Exercise aim:
Set each record down exactly, excluding all images.

═════ Records ═════

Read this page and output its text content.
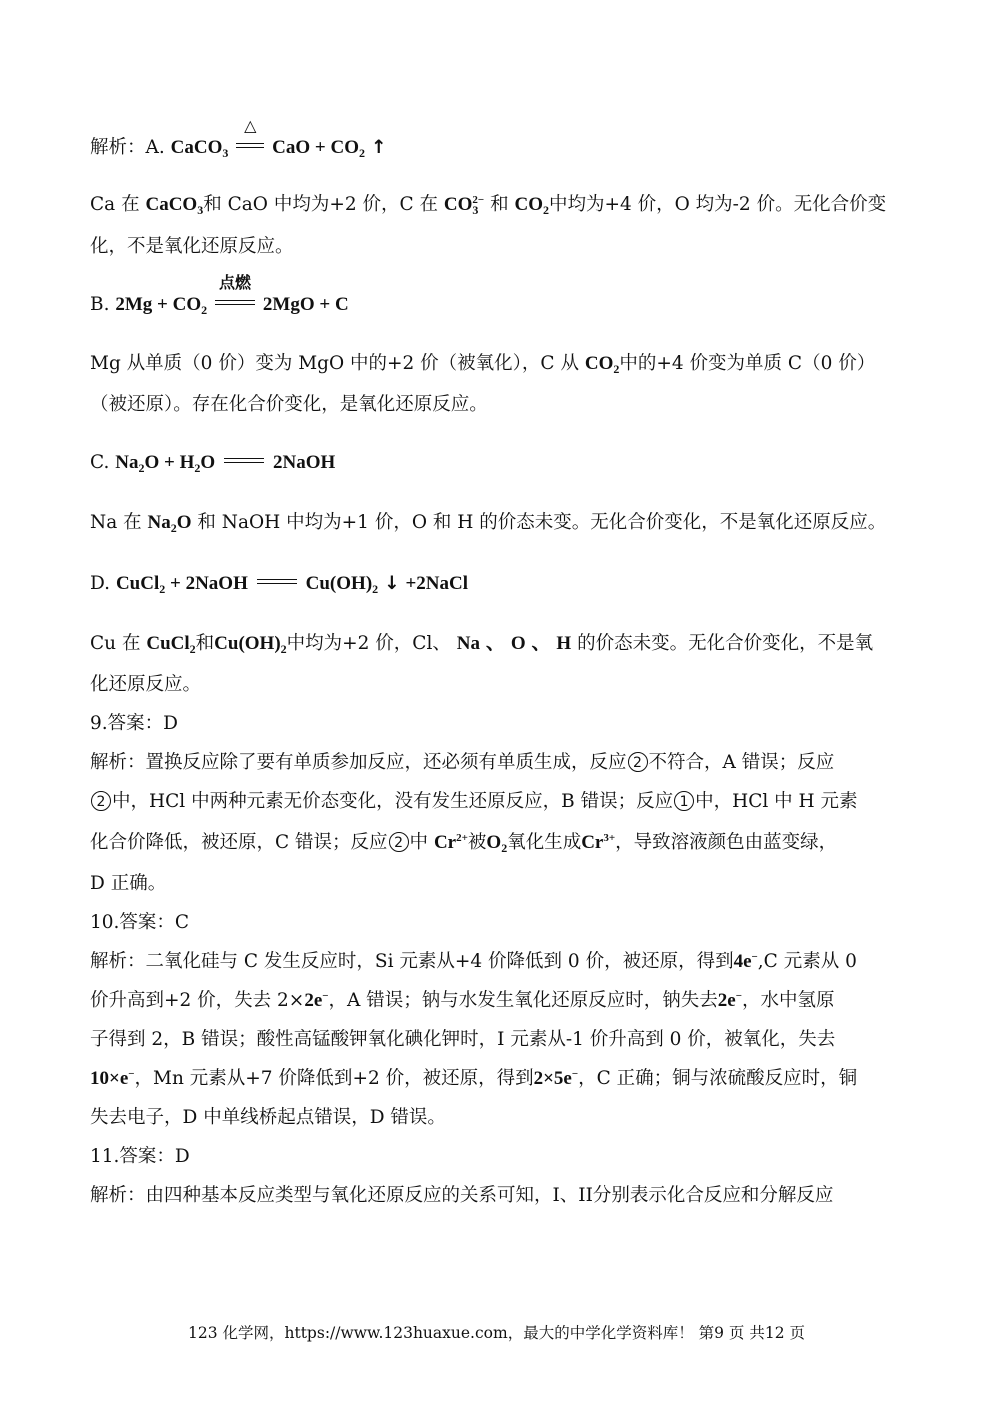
解析：A. CaCO$_3$
△
CaO + $CO_2$ ↑
Ca 在 CaCO$_3$和 CaO 中均为+2 价，C 在 $CO_3^{2-}$ 和 $CO_2$中均为+4 价，O 均为-2 价。无化合价变
化，不是氧化还原反应。
B. $2Mg + CO_2$
点燃
2MgO + C
Mg 从单质（0 价）变为 MgO 中的+2 价（被氧化），C 从 $CO_2$中的+4 价变为单质 C（0 价）
（被还原）。存在化合价变化，是氧化还原反应。
C. $Na_2O + H_2O$	2NaOH
Na 在 $Na_2O$ 和 NaOH 中均为+1 价，O 和 H 的价态未变。无化合价变化，不是氧化还原反应。
D. CuCl$_2$ + 2NaOH	$Cu(OH)_2$ ↓ +2NaCl
Cu 在 CuCl$_2$和$Cu(OH)_2$中均为+2 价，Cl、 Na 、 O 、 H 的价态未变。无化合价变化，不是氧
化还原反应。
9.答案：D
解析：置换反应除了要有单质参加反应，还必须有单质生成，反应 2 不符合，A 错误；反应
2 中，HCl 中两种元素无价态变化，没有发生还原反应，B 错误；反应 1 中，HCl 中 H 元素
化合价降低，被还原，C 错误；反应 2 中 $Cr^{2+}$被$O_2$氧化生成$Cr^{3+}$，导致溶液颜色由蓝变绿，
D 正确。
10.答案：C
解析：二氧化硅与 C 发生反应时，Si 元素从+4 价降低到 0 价，被还原，得到4e−,C 元素从 0
价升高到+2 价，失去 2×2e−，A 错误；钠与水发生氧化还原反应时，钠失去2e−，水中氢原
子得到 2，B 错误；酸性高锰酸钾氧化碘化钾时，I 元素从-1 价升高到 0 价，被氧化，失去
10×e−，Mn 元素从+7 价降低到+2 价，被还原，得到2×5e−，C 正确；铜与浓硫酸反应时，铜
失去电子，D 中单线桥起点错误，D 错误。
11.答案：D
解析：由四种基本反应类型与氧化还原反应的关系可知，I、II分别表示化合反应和分解反应
123 化学网，https://www.123huaxue.com，最大的中学化学资料库！ 第9 页 共12 页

═════

Written answer:
Read this page and output its text content.
解析：A. CaCO$_3$
△
CaO + $CO_2$ ↑
Ca 在 CaCO$_3$和 CaO 中均为+2 价，C 在 $CO_3^{2-}$ 和 $CO_2$中均为+4 价，O 均为-2 价。无化合价变
化，不是氧化还原反应。
B. $2Mg + CO_2$
点燃
2MgO + C
Mg 从单质（0 价）变为 MgO 中的+2 价（被氧化），C 从 $CO_2$中的+4 价变为单质 C（0 价）
（被还原）。存在化合价变化，是氧化还原反应。
C. $Na_2O + H_2O$	2NaOH
Na 在 $Na_2O$ 和 NaOH 中均为+1 价，O 和 H 的价态未变。无化合价变化，不是氧化还原反应。
D. CuCl$_2$ + 2NaOH	$Cu(OH)_2$ ↓ +2NaCl
Cu 在 CuCl$_2$和$Cu(OH)_2$中均为+2 价，Cl、 Na 、 O 、 H 的价态未变。无化合价变化，不是氧
化还原反应。
9.答案：D
解析：置换反应除了要有单质参加反应，还必须有单质生成，反应 2 不符合，A 错误；反应
2 中，HCl 中两种元素无价态变化，没有发生还原反应，B 错误；反应 1 中，HCl 中 H 元素
化合价降低，被还原，C 错误；反应 2 中 $Cr^{2+}$被$O_2$氧化生成$Cr^{3+}$，导致溶液颜色由蓝变绿，
D 正确。
10.答案：C
解析：二氧化硅与 C 发生反应时，Si 元素从+4 价降低到 0 价，被还原，得到4e−,C 元素从 0
价升高到+2 价，失去 2×2e−，A 错误；钠与水发生氧化还原反应时，钠失去2e−，水中氢原
子得到 2，B 错误；酸性高锰酸钾氧化碘化钾时，I 元素从-1 价升高到 0 价，被氧化，失去
10×e−，Mn 元素从+7 价降低到+2 价，被还原，得到2×5e−，C 正确；铜与浓硫酸反应时，铜
失去电子，D 中单线桥起点错误，D 错误。
11.答案：D
解析：由四种基本反应类型与氧化还原反应的关系可知，I、II分别表示化合反应和分解反应
123 化学网，https://www.123huaxue.com，最大的中学化学资料库！ 第9 页 共12 页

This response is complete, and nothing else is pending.